◆ Dataset records:
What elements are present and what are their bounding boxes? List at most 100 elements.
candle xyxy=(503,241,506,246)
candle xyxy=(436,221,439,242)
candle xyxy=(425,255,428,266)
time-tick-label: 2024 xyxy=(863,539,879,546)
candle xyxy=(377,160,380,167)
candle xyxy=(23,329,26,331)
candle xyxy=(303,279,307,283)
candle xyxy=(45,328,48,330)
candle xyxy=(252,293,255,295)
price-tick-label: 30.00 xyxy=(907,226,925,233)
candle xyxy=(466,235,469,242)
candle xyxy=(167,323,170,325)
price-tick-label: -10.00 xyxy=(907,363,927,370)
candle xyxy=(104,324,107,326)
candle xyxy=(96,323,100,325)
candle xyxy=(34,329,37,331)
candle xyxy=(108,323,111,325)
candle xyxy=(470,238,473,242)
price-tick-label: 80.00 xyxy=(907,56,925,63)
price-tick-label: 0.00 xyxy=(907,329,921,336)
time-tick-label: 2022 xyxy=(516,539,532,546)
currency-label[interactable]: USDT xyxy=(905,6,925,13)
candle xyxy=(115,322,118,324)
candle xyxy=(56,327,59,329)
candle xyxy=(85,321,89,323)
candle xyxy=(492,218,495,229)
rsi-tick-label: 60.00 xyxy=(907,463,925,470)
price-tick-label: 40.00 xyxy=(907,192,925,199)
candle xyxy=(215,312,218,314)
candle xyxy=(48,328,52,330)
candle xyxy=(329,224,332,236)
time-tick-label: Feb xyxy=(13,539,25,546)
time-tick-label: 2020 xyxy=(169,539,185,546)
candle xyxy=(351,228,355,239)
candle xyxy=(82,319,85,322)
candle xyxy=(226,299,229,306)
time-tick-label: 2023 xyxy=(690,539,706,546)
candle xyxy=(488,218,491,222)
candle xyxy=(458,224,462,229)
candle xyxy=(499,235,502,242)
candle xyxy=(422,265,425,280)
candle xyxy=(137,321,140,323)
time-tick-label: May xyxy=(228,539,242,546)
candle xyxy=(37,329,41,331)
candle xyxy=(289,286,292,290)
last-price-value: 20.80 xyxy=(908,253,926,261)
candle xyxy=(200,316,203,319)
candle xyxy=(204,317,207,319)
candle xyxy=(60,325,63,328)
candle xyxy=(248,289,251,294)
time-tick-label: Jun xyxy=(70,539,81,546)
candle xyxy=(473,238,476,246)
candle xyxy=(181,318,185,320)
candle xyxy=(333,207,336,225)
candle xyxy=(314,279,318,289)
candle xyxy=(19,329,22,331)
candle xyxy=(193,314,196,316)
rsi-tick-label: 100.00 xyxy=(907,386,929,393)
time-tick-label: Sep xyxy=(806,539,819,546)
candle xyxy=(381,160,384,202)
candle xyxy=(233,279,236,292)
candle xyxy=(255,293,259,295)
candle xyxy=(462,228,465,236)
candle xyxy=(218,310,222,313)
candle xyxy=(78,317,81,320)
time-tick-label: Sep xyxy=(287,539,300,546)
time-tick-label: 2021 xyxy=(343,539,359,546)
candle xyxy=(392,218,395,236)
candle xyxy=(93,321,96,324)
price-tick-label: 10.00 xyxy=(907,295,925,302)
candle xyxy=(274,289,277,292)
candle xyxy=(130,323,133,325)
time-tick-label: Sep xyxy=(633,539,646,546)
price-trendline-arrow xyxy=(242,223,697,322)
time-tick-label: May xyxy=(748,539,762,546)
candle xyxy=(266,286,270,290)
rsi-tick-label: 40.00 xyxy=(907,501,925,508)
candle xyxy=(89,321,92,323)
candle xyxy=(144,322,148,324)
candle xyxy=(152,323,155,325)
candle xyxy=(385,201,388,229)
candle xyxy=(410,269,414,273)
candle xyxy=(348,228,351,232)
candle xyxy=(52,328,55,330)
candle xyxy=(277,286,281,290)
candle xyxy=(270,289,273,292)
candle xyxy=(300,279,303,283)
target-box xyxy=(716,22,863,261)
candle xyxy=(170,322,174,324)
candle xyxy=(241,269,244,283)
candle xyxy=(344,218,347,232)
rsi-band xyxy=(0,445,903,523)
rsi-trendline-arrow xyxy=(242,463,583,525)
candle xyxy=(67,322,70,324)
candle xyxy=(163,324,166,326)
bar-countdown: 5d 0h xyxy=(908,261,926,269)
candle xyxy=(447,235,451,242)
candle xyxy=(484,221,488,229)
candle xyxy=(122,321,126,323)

◆ Requirement: Pick out every line in the records that contains the string "trendline" and copy each one in full. Letter case must match.

◆ Response to this exercise:
price-trendline-arrow xyxy=(242,223,697,322)
rsi-trendline-arrow xyxy=(242,463,583,525)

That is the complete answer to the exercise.